DATA ROWS -
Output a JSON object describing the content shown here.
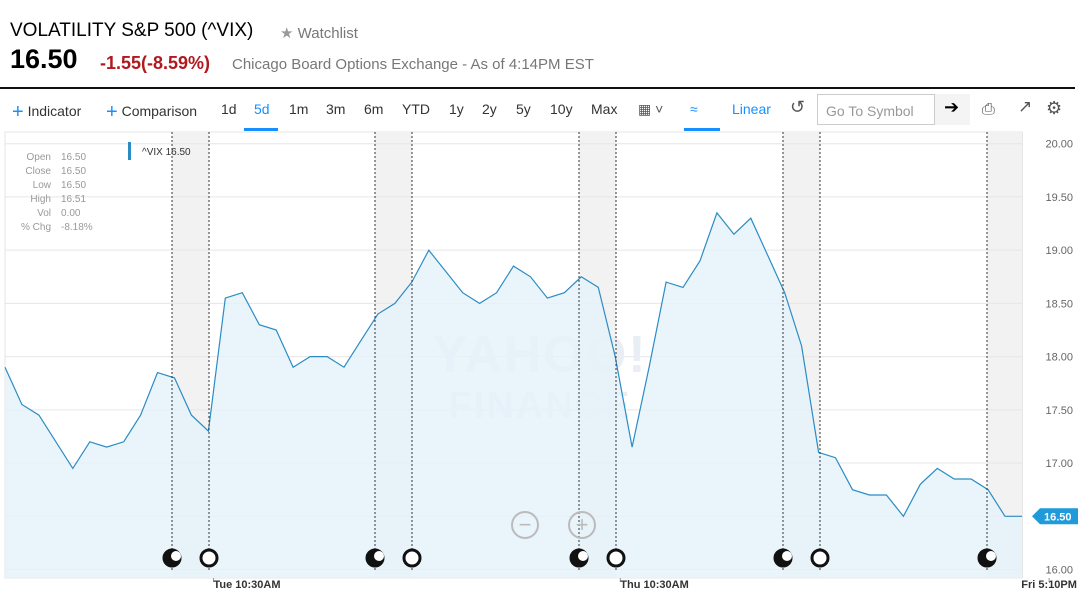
{
  "header": {
    "title": "VOLATILITY S&P 500 (^VIX)",
    "watchlist": "Watchlist",
    "price": "16.50",
    "change": "-1.55",
    "change_percent": "(-8.59%)",
    "exchange": "Chicago Board Options Exchange - As of 4:14PM EST"
  },
  "toolbar": {
    "indicator": "Indicator",
    "comparison": "Comparison",
    "ranges": [
      "1d",
      "5d",
      "1m",
      "3m",
      "6m",
      "YTD",
      "1y",
      "2y",
      "5y",
      "10y",
      "Max"
    ],
    "scale": "Linear",
    "symbol_placeholder": "Go To Symbol"
  },
  "ohlc": [
    {
      "label": "Open",
      "value": "16.50"
    },
    {
      "label": "Close",
      "value": "16.50"
    },
    {
      "label": "Low",
      "value": "16.50"
    },
    {
      "label": "High",
      "value": "16.51"
    },
    {
      "label": "Vol",
      "value": "0.00"
    },
    {
      "label": "% Chg",
      "value": "-8.18%"
    }
  ],
  "watermark": [
    "YAHOO!",
    "FINANCE"
  ],
  "chart_data": {
    "type": "line",
    "legend": "^VIX 16.50",
    "last_price": "16.50",
    "color": "#2b8cc4",
    "values": [
      17.9,
      17.55,
      17.45,
      17.2,
      16.95,
      17.2,
      17.15,
      17.2,
      17.45,
      17.85,
      17.8,
      17.45,
      17.3,
      18.55,
      18.6,
      18.3,
      18.25,
      17.9,
      18.0,
      18.0,
      17.9,
      18.15,
      18.4,
      18.5,
      18.7,
      19.0,
      18.8,
      18.6,
      18.5,
      18.6,
      18.85,
      18.75,
      18.55,
      18.6,
      18.75,
      18.65,
      18.0,
      17.15,
      17.9,
      18.7,
      18.65,
      18.9,
      19.35,
      19.15,
      19.3,
      18.95,
      18.6,
      18.1,
      17.1,
      17.05,
      16.75,
      16.7,
      16.7,
      16.5,
      16.8,
      16.95,
      16.85,
      16.85,
      16.75,
      16.5,
      16.5
    ],
    "xlim": [
      0,
      60
    ],
    "xticks": [
      {
        "value": 12.3,
        "label": "Tue 10:30AM"
      },
      {
        "value": 36.3,
        "label": "Thu 10:30AM"
      },
      {
        "value": 61.6,
        "label": "Fri 5:10PM"
      }
    ],
    "ylim": [
      15.92,
      20.11
    ],
    "yticks": [
      {
        "value": 16,
        "label": "16.00"
      },
      {
        "value": 16.5,
        "label": "16.50"
      },
      {
        "value": 17,
        "label": "17.00"
      },
      {
        "value": 17.5,
        "label": "17.50"
      },
      {
        "value": 18,
        "label": "18.00"
      },
      {
        "value": 18.5,
        "label": "18.50"
      },
      {
        "value": 19,
        "label": "19.00"
      },
      {
        "value": 19.5,
        "label": "19.50"
      },
      {
        "value": 20,
        "label": "20.00"
      }
    ],
    "grid": true
  }
}
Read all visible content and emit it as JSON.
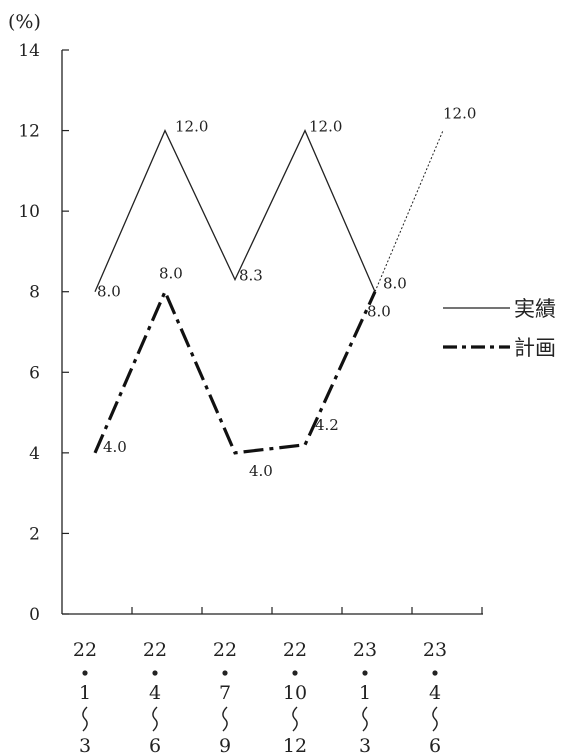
{
  "chart_data": {
    "type": "line",
    "unit_label": "(%)",
    "ylim": [
      0,
      14
    ],
    "y_ticks": [
      0,
      2,
      4,
      6,
      8,
      10,
      12,
      14
    ],
    "categories": [
      {
        "year": "22",
        "from": "1",
        "to": "3"
      },
      {
        "year": "22",
        "from": "4",
        "to": "6"
      },
      {
        "year": "22",
        "from": "7",
        "to": "9"
      },
      {
        "year": "22",
        "from": "10",
        "to": "12"
      },
      {
        "year": "23",
        "from": "1",
        "to": "3"
      },
      {
        "year": "23",
        "from": "4",
        "to": "6"
      }
    ],
    "series": [
      {
        "name": "実績",
        "style": "solid",
        "values": [
          8.0,
          12.0,
          8.3,
          12.0,
          8.0,
          null
        ],
        "labels": [
          "8.0",
          "12.0",
          "8.3",
          "12.0",
          "8.0",
          null
        ],
        "projection": {
          "value": 12.0,
          "label": "12.0"
        }
      },
      {
        "name": "計画",
        "style": "dash-dot-bold",
        "values": [
          4.0,
          8.0,
          4.0,
          4.2,
          8.0,
          null
        ],
        "labels": [
          "4.0",
          "8.0",
          "4.0",
          "4.2",
          "8.0",
          null
        ]
      }
    ],
    "grid": false,
    "legend": "right"
  }
}
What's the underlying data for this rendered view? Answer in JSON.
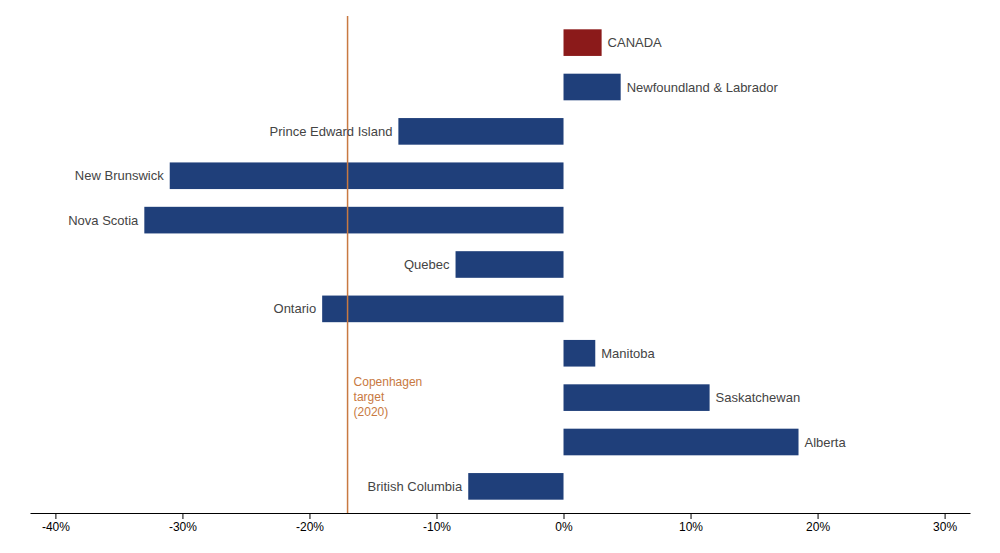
{
  "chart_data": {
    "type": "bar",
    "orientation": "horizontal",
    "categories": [
      "CANADA",
      "Newfoundland & Labrador",
      "Prince Edward Island",
      "New Brunswick",
      "Nova Scotia",
      "Quebec",
      "Ontario",
      "Manitoba",
      "Saskatchewan",
      "Alberta",
      "British Columbia"
    ],
    "values": [
      3.0,
      4.5,
      -13.0,
      -31.0,
      -33.0,
      -8.5,
      -19.0,
      2.5,
      11.5,
      18.5,
      -7.5
    ],
    "colors": [
      "#8b1a1a",
      "#1f3f7a",
      "#1f3f7a",
      "#1f3f7a",
      "#1f3f7a",
      "#1f3f7a",
      "#1f3f7a",
      "#1f3f7a",
      "#1f3f7a",
      "#1f3f7a",
      "#1f3f7a"
    ],
    "xlim": [
      -42,
      32
    ],
    "xticks": [
      {
        "value": -40,
        "label": "-40%"
      },
      {
        "value": -30,
        "label": "-30%"
      },
      {
        "value": -20,
        "label": "-20%"
      },
      {
        "value": -10,
        "label": "-10%"
      },
      {
        "value": 0,
        "label": "0%"
      },
      {
        "value": 10,
        "label": "10%"
      },
      {
        "value": 20,
        "label": "20%"
      },
      {
        "value": 30,
        "label": "30%"
      }
    ],
    "annotations": [
      {
        "text": "Copenhagen\ntarget\n(2020)",
        "x": -17,
        "color": "#c87941"
      }
    ],
    "grid": false,
    "tick_labels": "x"
  }
}
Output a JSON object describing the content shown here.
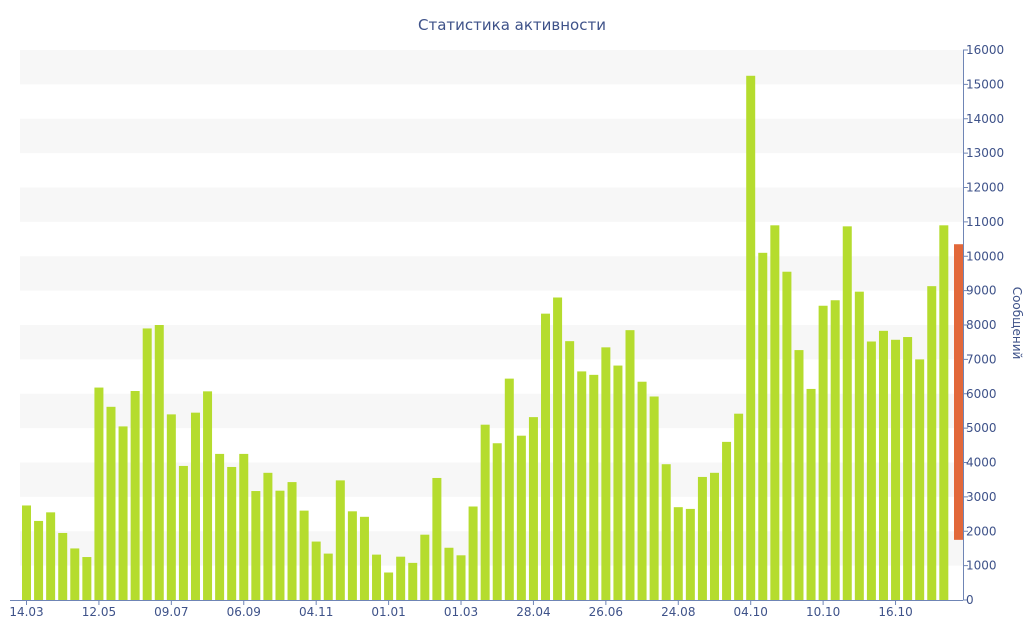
{
  "chart_data": {
    "type": "bar",
    "title": "Статистика активности",
    "ylabel": "Сообщений",
    "ylim": [
      0,
      16000
    ],
    "y_ticks": [
      0,
      1000,
      2000,
      3000,
      4000,
      5000,
      6000,
      7000,
      8000,
      9000,
      10000,
      11000,
      12000,
      13000,
      14000,
      15000,
      16000
    ],
    "x_tick_labels": [
      {
        "label": "14.03",
        "index": 0
      },
      {
        "label": "12.05",
        "index": 6
      },
      {
        "label": "09.07",
        "index": 12
      },
      {
        "label": "06.09",
        "index": 18
      },
      {
        "label": "04.11",
        "index": 24
      },
      {
        "label": "01.01",
        "index": 30
      },
      {
        "label": "01.03",
        "index": 36
      },
      {
        "label": "28.04",
        "index": 42
      },
      {
        "label": "26.06",
        "index": 48
      },
      {
        "label": "24.08",
        "index": 54
      },
      {
        "label": "04.10",
        "index": 60
      },
      {
        "label": "10.10",
        "index": 66
      },
      {
        "label": "16.10",
        "index": 72
      }
    ],
    "values": [
      2750,
      2300,
      2550,
      1950,
      1500,
      1250,
      6180,
      5620,
      5050,
      6080,
      7900,
      8000,
      5400,
      3900,
      5450,
      6070,
      4250,
      3870,
      4250,
      3170,
      3700,
      3180,
      3430,
      2600,
      1700,
      1350,
      3480,
      2580,
      2420,
      1320,
      800,
      1260,
      1080,
      1900,
      3550,
      1520,
      1300,
      2720,
      5100,
      4560,
      6440,
      4780,
      5320,
      8330,
      8800,
      7530,
      6650,
      6550,
      7350,
      6820,
      7850,
      6350,
      5920,
      3950,
      2700,
      2650,
      3580,
      3700,
      4600,
      5420,
      15250,
      10100,
      10900,
      9550,
      7270,
      6140,
      8560,
      8720,
      10870,
      8970,
      7520,
      7830,
      7570,
      7650,
      7000,
      9130,
      10900
    ],
    "current_value": {
      "low": 1750,
      "high": 10350
    },
    "colors": {
      "bar": "#b5dc2e",
      "current": "#e2683a",
      "band": "#f7f7f7",
      "axis": "#6f85b5",
      "text": "#3e5289"
    },
    "grid": "alternating horizontal bands",
    "y_axis_side": "right"
  }
}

YOUR TASK -
Find the word "horizontal" in the data and show each line that holds it.

SOLVED PROBLEM -
    "orientation": "horizontal",
    "grid": "alternating horizontal bands",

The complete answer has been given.